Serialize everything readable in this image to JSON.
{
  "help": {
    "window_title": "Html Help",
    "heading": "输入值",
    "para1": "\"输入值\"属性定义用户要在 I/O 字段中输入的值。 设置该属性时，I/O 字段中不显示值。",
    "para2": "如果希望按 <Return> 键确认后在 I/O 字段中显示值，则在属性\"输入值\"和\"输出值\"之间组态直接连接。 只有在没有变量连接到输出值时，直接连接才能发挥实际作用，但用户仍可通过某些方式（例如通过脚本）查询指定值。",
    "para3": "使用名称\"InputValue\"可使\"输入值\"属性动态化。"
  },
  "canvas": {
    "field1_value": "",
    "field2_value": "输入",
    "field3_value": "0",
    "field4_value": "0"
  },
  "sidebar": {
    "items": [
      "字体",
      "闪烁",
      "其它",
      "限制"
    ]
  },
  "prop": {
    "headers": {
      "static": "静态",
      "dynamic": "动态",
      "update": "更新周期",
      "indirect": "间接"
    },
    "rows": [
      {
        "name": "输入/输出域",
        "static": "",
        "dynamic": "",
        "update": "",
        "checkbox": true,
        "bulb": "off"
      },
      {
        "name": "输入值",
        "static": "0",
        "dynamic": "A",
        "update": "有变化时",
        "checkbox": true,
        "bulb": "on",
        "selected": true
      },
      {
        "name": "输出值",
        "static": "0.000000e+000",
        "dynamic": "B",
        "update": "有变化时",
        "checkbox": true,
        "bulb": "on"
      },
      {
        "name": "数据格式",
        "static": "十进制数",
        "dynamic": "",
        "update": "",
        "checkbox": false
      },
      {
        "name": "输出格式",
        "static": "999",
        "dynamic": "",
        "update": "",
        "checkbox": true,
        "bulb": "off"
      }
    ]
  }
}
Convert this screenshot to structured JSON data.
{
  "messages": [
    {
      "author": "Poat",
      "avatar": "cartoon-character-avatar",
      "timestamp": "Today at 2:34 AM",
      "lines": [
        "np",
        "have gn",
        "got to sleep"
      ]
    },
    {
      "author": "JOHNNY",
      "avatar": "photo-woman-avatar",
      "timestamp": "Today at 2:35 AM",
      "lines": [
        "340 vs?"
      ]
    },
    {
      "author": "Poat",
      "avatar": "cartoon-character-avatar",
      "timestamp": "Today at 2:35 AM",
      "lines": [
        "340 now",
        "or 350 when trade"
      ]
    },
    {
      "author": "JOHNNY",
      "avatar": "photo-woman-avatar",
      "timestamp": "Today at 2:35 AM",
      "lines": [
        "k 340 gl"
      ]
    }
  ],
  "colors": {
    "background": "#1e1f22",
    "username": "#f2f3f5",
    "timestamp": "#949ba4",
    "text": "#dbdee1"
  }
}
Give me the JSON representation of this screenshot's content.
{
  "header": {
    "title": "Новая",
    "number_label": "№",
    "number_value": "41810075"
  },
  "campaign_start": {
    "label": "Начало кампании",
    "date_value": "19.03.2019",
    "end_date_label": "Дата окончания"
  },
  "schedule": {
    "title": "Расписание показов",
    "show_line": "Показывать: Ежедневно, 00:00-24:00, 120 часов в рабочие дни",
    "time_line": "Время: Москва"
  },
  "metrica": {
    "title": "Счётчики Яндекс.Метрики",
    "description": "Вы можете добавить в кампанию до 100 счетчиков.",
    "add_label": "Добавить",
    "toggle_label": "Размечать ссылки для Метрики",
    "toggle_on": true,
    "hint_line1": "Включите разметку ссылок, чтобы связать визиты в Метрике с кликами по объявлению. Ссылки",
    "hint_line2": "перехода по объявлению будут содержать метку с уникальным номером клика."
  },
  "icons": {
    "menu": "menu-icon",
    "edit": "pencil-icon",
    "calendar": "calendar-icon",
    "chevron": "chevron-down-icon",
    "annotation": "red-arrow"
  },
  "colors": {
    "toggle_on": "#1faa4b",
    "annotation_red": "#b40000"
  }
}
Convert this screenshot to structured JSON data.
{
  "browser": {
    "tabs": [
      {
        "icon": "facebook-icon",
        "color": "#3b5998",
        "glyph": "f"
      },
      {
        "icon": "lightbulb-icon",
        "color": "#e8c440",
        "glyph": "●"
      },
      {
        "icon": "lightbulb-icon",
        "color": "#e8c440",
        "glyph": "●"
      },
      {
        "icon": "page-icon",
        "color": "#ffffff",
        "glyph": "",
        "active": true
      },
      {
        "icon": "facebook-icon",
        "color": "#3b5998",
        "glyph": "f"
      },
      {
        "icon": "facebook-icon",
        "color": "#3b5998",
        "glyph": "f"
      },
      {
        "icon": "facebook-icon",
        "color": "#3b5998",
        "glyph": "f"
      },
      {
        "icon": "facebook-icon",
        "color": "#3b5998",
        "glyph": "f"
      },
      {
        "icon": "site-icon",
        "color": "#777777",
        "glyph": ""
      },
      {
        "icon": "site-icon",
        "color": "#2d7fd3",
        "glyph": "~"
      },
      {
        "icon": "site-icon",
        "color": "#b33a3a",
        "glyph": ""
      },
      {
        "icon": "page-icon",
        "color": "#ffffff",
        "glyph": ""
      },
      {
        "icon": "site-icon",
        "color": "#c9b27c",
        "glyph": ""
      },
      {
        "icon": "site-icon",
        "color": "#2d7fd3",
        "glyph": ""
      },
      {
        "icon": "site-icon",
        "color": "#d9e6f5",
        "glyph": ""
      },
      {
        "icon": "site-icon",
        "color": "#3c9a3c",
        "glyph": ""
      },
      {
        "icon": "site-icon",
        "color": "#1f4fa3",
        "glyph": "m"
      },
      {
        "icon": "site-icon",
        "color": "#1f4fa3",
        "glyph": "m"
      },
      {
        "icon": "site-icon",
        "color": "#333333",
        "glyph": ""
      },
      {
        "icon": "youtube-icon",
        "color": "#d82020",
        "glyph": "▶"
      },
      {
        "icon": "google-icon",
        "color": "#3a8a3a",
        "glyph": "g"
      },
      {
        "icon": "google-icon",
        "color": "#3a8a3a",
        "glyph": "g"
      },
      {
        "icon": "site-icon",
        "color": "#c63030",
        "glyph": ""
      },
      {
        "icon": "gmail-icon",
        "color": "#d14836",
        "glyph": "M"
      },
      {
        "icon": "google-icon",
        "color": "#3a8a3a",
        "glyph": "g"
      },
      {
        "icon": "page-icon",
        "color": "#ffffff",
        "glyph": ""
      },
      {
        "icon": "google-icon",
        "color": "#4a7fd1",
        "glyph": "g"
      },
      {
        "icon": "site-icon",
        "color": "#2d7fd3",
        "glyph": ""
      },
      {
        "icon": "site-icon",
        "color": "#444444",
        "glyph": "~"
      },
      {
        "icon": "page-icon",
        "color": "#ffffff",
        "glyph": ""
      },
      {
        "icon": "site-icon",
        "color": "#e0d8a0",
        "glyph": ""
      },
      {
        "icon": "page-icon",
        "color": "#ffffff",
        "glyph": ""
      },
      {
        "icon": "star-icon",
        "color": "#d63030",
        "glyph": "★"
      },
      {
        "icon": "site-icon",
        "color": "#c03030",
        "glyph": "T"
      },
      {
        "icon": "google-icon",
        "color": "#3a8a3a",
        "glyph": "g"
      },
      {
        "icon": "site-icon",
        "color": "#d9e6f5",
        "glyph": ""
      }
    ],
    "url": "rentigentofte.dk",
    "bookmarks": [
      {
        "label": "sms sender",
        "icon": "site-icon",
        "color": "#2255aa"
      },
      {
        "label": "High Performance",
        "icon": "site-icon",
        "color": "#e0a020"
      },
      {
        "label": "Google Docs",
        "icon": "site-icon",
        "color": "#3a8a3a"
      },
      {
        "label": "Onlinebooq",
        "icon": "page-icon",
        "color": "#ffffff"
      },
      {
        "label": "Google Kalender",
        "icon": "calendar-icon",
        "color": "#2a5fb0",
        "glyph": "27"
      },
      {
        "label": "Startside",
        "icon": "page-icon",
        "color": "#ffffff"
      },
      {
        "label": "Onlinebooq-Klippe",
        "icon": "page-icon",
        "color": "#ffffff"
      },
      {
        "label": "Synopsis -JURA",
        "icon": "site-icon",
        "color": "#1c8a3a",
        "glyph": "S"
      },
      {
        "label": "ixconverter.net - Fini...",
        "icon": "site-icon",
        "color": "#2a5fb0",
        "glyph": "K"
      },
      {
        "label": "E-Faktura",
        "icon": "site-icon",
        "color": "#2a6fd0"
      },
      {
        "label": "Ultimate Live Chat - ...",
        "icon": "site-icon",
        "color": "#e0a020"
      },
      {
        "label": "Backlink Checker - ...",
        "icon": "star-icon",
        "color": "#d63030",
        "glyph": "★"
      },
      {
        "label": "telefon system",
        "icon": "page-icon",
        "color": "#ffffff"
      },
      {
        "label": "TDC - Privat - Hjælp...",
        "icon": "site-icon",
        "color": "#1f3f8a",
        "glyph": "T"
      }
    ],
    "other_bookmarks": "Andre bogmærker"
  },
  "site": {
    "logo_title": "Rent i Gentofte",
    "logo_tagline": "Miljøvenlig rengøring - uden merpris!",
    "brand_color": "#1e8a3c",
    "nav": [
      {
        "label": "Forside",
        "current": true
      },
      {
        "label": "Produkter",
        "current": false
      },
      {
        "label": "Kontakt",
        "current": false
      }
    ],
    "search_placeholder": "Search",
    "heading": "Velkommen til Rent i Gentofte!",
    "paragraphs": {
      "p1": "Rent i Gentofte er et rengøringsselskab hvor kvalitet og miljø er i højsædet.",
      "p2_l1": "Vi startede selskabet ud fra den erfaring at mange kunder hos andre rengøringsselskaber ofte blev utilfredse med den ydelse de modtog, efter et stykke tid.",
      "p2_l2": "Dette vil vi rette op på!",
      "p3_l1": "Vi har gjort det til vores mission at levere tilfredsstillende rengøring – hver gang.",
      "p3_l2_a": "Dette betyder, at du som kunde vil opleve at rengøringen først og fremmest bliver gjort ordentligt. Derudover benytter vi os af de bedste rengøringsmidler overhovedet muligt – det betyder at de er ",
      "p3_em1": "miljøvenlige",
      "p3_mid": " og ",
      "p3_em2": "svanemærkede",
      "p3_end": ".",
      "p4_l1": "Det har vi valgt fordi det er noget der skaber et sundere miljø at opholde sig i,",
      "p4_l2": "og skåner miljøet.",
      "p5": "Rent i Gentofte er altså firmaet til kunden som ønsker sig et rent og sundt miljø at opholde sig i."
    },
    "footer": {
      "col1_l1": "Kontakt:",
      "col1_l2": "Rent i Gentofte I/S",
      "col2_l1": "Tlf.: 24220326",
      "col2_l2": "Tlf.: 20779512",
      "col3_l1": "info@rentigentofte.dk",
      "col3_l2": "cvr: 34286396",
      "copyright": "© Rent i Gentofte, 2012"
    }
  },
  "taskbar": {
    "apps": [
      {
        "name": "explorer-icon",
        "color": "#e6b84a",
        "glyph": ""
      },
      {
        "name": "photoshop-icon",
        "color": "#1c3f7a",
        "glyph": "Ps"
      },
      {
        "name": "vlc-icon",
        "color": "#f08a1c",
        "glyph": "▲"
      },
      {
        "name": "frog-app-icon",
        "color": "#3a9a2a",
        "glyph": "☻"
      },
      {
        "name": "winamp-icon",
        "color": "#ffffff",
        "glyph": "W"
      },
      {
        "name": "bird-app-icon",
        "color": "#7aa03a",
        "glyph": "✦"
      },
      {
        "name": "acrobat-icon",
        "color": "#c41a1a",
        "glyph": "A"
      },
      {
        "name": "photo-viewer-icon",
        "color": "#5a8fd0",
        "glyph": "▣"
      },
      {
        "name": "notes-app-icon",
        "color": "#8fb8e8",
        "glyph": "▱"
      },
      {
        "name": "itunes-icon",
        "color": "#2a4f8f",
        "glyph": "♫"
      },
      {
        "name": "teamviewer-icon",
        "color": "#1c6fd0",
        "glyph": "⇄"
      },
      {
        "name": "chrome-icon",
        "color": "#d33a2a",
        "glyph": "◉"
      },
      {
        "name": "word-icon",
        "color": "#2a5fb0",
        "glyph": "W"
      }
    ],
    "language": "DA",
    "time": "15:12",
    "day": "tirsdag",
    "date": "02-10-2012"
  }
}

# # #

#### PROBLEM
Identify and extract each line of the listing that contains "heading".

#### ANSWER TO THIS EXERCISE
    "heading": "输入值",
    "heading": "Velkommen til Rent i Gentofte!",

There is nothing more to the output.